**What needs to be done:**
Render every entry exactly as it appears.

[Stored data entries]
━━━━━━━━━━━━━━━━━━━━━━━━━━━━━━
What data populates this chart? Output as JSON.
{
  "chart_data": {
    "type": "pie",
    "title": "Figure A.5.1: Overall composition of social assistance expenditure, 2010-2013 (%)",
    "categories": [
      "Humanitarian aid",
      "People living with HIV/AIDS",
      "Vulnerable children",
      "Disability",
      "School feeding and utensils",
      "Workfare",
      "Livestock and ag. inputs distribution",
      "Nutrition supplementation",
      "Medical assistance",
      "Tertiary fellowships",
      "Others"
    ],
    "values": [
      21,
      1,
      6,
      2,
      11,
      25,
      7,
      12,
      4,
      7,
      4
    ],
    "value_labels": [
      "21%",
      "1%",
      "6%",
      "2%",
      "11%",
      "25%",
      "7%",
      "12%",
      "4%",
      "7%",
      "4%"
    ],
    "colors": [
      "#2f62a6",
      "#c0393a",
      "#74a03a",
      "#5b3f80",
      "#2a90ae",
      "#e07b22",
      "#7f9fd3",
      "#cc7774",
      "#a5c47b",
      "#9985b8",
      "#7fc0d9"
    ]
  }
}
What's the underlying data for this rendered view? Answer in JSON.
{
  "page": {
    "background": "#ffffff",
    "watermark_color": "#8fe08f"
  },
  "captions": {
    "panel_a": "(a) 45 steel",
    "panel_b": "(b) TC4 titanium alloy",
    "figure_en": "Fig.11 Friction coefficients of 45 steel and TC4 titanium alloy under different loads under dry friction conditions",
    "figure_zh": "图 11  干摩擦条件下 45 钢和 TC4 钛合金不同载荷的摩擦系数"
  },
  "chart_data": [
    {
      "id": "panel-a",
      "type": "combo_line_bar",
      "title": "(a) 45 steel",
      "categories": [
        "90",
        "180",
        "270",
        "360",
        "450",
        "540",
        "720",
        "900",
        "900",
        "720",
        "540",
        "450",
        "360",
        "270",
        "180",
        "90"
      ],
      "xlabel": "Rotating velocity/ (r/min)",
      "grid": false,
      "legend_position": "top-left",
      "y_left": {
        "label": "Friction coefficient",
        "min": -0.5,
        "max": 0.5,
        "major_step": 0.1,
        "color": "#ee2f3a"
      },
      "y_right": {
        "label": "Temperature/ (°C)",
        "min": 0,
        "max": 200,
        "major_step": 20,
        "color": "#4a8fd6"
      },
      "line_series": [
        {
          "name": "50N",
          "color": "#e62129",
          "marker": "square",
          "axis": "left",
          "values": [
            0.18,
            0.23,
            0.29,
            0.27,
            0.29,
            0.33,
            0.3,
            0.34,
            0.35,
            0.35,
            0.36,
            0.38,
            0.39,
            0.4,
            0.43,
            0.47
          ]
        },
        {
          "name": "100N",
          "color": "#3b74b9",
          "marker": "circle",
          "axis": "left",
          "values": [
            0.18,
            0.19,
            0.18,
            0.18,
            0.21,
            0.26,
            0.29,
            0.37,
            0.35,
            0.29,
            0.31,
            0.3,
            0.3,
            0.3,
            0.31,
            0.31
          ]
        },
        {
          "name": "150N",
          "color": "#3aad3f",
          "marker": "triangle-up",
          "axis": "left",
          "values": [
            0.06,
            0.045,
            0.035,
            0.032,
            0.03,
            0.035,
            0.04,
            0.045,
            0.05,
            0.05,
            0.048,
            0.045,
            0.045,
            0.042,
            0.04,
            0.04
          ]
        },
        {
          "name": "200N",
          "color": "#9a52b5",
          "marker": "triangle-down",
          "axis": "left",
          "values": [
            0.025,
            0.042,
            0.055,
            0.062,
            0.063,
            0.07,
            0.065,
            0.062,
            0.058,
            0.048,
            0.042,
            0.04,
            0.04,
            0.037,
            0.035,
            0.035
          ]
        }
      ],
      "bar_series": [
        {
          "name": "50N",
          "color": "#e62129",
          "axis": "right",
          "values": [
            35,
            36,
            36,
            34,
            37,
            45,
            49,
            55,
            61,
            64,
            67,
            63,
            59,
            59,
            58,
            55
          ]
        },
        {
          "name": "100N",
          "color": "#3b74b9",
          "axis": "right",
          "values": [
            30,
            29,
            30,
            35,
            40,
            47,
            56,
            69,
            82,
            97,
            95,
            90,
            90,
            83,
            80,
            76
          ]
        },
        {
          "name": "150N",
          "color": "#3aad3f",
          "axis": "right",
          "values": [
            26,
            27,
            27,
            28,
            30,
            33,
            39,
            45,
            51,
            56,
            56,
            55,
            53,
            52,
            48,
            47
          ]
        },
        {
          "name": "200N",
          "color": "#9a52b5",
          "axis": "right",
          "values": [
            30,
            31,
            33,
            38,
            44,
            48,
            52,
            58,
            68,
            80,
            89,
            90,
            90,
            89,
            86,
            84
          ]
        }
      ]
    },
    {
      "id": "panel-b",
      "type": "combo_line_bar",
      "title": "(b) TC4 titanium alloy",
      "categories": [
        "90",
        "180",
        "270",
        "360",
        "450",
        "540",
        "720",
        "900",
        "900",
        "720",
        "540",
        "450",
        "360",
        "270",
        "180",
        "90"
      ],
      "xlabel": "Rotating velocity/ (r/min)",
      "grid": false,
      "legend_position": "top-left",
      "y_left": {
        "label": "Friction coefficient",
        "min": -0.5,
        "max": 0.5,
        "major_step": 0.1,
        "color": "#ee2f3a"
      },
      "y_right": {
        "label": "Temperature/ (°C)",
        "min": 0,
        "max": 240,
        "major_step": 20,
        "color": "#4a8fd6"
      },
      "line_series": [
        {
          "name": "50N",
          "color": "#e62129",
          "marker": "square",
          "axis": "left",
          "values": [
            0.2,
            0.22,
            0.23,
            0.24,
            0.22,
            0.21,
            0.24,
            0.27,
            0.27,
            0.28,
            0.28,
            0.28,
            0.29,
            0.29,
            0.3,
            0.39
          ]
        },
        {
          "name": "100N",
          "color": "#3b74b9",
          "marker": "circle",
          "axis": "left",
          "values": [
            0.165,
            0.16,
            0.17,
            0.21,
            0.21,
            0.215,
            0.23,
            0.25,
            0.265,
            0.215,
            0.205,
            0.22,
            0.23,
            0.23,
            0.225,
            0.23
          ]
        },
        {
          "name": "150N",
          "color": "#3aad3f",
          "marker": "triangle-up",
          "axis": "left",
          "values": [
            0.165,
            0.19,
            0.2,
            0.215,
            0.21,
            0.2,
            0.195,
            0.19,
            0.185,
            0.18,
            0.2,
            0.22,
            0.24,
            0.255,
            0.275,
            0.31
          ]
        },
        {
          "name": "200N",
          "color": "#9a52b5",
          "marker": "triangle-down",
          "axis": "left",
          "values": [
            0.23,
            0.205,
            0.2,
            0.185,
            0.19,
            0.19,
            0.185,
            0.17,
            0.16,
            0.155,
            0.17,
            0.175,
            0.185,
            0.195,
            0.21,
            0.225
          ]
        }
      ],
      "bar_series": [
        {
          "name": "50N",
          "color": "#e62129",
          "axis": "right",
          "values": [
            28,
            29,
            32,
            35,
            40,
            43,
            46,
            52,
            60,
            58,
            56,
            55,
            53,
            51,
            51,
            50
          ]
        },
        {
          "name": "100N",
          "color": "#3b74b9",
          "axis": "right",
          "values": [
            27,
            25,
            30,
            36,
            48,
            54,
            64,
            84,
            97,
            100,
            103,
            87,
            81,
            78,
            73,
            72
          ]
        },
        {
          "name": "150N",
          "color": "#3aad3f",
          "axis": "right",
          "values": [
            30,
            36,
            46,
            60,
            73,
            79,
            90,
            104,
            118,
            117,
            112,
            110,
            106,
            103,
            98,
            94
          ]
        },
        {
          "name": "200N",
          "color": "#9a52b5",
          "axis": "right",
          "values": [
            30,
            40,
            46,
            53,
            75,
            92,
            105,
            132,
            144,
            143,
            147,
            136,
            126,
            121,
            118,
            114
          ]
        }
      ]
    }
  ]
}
━━━━━━━━━━━━━━━━━━━━━━━━━━━━━━
**Written reply:**
What data populates this chart? Output as JSON.
{
  "chart_data": {
    "type": "pie",
    "title": "Figure A.5.1: Overall composition of social assistance expenditure, 2010-2013 (%)",
    "categories": [
      "Humanitarian aid",
      "People living with HIV/AIDS",
      "Vulnerable children",
      "Disability",
      "School feeding and utensils",
      "Workfare",
      "Livestock and ag. inputs distribution",
      "Nutrition supplementation",
      "Medical assistance",
      "Tertiary fellowships",
      "Others"
    ],
    "values": [
      21,
      1,
      6,
      2,
      11,
      25,
      7,
      12,
      4,
      7,
      4
    ],
    "value_labels": [
      "21%",
      "1%",
      "6%",
      "2%",
      "11%",
      "25%",
      "7%",
      "12%",
      "4%",
      "7%",
      "4%"
    ],
    "colors": [
      "#2f62a6",
      "#c0393a",
      "#74a03a",
      "#5b3f80",
      "#2a90ae",
      "#e07b22",
      "#7f9fd3",
      "#cc7774",
      "#a5c47b",
      "#9985b8",
      "#7fc0d9"
    ]
  }
}
What's the underlying data for this rendered view? Answer in JSON.
{
  "page": {
    "background": "#ffffff",
    "watermark_color": "#8fe08f"
  },
  "captions": {
    "panel_a": "(a) 45 steel",
    "panel_b": "(b) TC4 titanium alloy",
    "figure_en": "Fig.11 Friction coefficients of 45 steel and TC4 titanium alloy under different loads under dry friction conditions",
    "figure_zh": "图 11  干摩擦条件下 45 钢和 TC4 钛合金不同载荷的摩擦系数"
  },
  "chart_data": [
    {
      "id": "panel-a",
      "type": "combo_line_bar",
      "title": "(a) 45 steel",
      "categories": [
        "90",
        "180",
        "270",
        "360",
        "450",
        "540",
        "720",
        "900",
        "900",
        "720",
        "540",
        "450",
        "360",
        "270",
        "180",
        "90"
      ],
      "xlabel": "Rotating velocity/ (r/min)",
      "grid": false,
      "legend_position": "top-left",
      "y_left": {
        "label": "Friction coefficient",
        "min": -0.5,
        "max": 0.5,
        "major_step": 0.1,
        "color": "#ee2f3a"
      },
      "y_right": {
        "label": "Temperature/ (°C)",
        "min": 0,
        "max": 200,
        "major_step": 20,
        "color": "#4a8fd6"
      },
      "line_series": [
        {
          "name": "50N",
          "color": "#e62129",
          "marker": "square",
          "axis": "left",
          "values": [
            0.18,
            0.23,
            0.29,
            0.27,
            0.29,
            0.33,
            0.3,
            0.34,
            0.35,
            0.35,
            0.36,
            0.38,
            0.39,
            0.4,
            0.43,
            0.47
          ]
        },
        {
          "name": "100N",
          "color": "#3b74b9",
          "marker": "circle",
          "axis": "left",
          "values": [
            0.18,
            0.19,
            0.18,
            0.18,
            0.21,
            0.26,
            0.29,
            0.37,
            0.35,
            0.29,
            0.31,
            0.3,
            0.3,
            0.3,
            0.31,
            0.31
          ]
        },
        {
          "name": "150N",
          "color": "#3aad3f",
          "marker": "triangle-up",
          "axis": "left",
          "values": [
            0.06,
            0.045,
            0.035,
            0.032,
            0.03,
            0.035,
            0.04,
            0.045,
            0.05,
            0.05,
            0.048,
            0.045,
            0.045,
            0.042,
            0.04,
            0.04
          ]
        },
        {
          "name": "200N",
          "color": "#9a52b5",
          "marker": "triangle-down",
          "axis": "left",
          "values": [
            0.025,
            0.042,
            0.055,
            0.062,
            0.063,
            0.07,
            0.065,
            0.062,
            0.058,
            0.048,
            0.042,
            0.04,
            0.04,
            0.037,
            0.035,
            0.035
          ]
        }
      ],
      "bar_series": [
        {
          "name": "50N",
          "color": "#e62129",
          "axis": "right",
          "values": [
            35,
            36,
            36,
            34,
            37,
            45,
            49,
            55,
            61,
            64,
            67,
            63,
            59,
            59,
            58,
            55
          ]
        },
        {
          "name": "100N",
          "color": "#3b74b9",
          "axis": "right",
          "values": [
            30,
            29,
            30,
            35,
            40,
            47,
            56,
            69,
            82,
            97,
            95,
            90,
            90,
            83,
            80,
            76
          ]
        },
        {
          "name": "150N",
          "color": "#3aad3f",
          "axis": "right",
          "values": [
            26,
            27,
            27,
            28,
            30,
            33,
            39,
            45,
            51,
            56,
            56,
            55,
            53,
            52,
            48,
            47
          ]
        },
        {
          "name": "200N",
          "color": "#9a52b5",
          "axis": "right",
          "values": [
            30,
            31,
            33,
            38,
            44,
            48,
            52,
            58,
            68,
            80,
            89,
            90,
            90,
            89,
            86,
            84
          ]
        }
      ]
    },
    {
      "id": "panel-b",
      "type": "combo_line_bar",
      "title": "(b) TC4 titanium alloy",
      "categories": [
        "90",
        "180",
        "270",
        "360",
        "450",
        "540",
        "720",
        "900",
        "900",
        "720",
        "540",
        "450",
        "360",
        "270",
        "180",
        "90"
      ],
      "xlabel": "Rotating velocity/ (r/min)",
      "grid": false,
      "legend_position": "top-left",
      "y_left": {
        "label": "Friction coefficient",
        "min": -0.5,
        "max": 0.5,
        "major_step": 0.1,
        "color": "#ee2f3a"
      },
      "y_right": {
        "label": "Temperature/ (°C)",
        "min": 0,
        "max": 240,
        "major_step": 20,
        "color": "#4a8fd6"
      },
      "line_series": [
        {
          "name": "50N",
          "color": "#e62129",
          "marker": "square",
          "axis": "left",
          "values": [
            0.2,
            0.22,
            0.23,
            0.24,
            0.22,
            0.21,
            0.24,
            0.27,
            0.27,
            0.28,
            0.28,
            0.28,
            0.29,
            0.29,
            0.3,
            0.39
          ]
        },
        {
          "name": "100N",
          "color": "#3b74b9",
          "marker": "circle",
          "axis": "left",
          "values": [
            0.165,
            0.16,
            0.17,
            0.21,
            0.21,
            0.215,
            0.23,
            0.25,
            0.265,
            0.215,
            0.205,
            0.22,
            0.23,
            0.23,
            0.225,
            0.23
          ]
        },
        {
          "name": "150N",
          "color": "#3aad3f",
          "marker": "triangle-up",
          "axis": "left",
          "values": [
            0.165,
            0.19,
            0.2,
            0.215,
            0.21,
            0.2,
            0.195,
            0.19,
            0.185,
            0.18,
            0.2,
            0.22,
            0.24,
            0.255,
            0.275,
            0.31
          ]
        },
        {
          "name": "200N",
          "color": "#9a52b5",
          "marker": "triangle-down",
          "axis": "left",
          "values": [
            0.23,
            0.205,
            0.2,
            0.185,
            0.19,
            0.19,
            0.185,
            0.17,
            0.16,
            0.155,
            0.17,
            0.175,
            0.185,
            0.195,
            0.21,
            0.225
          ]
        }
      ],
      "bar_series": [
        {
          "name": "50N",
          "color": "#e62129",
          "axis": "right",
          "values": [
            28,
            29,
            32,
            35,
            40,
            43,
            46,
            52,
            60,
            58,
            56,
            55,
            53,
            51,
            51,
            50
          ]
        },
        {
          "name": "100N",
          "color": "#3b74b9",
          "axis": "right",
          "values": [
            27,
            25,
            30,
            36,
            48,
            54,
            64,
            84,
            97,
            100,
            103,
            87,
            81,
            78,
            73,
            72
          ]
        },
        {
          "name": "150N",
          "color": "#3aad3f",
          "axis": "right",
          "values": [
            30,
            36,
            46,
            60,
            73,
            79,
            90,
            104,
            118,
            117,
            112,
            110,
            106,
            103,
            98,
            94
          ]
        },
        {
          "name": "200N",
          "color": "#9a52b5",
          "axis": "right",
          "values": [
            30,
            40,
            46,
            53,
            75,
            92,
            105,
            132,
            144,
            143,
            147,
            136,
            126,
            121,
            118,
            114
          ]
        }
      ]
    }
  ]
}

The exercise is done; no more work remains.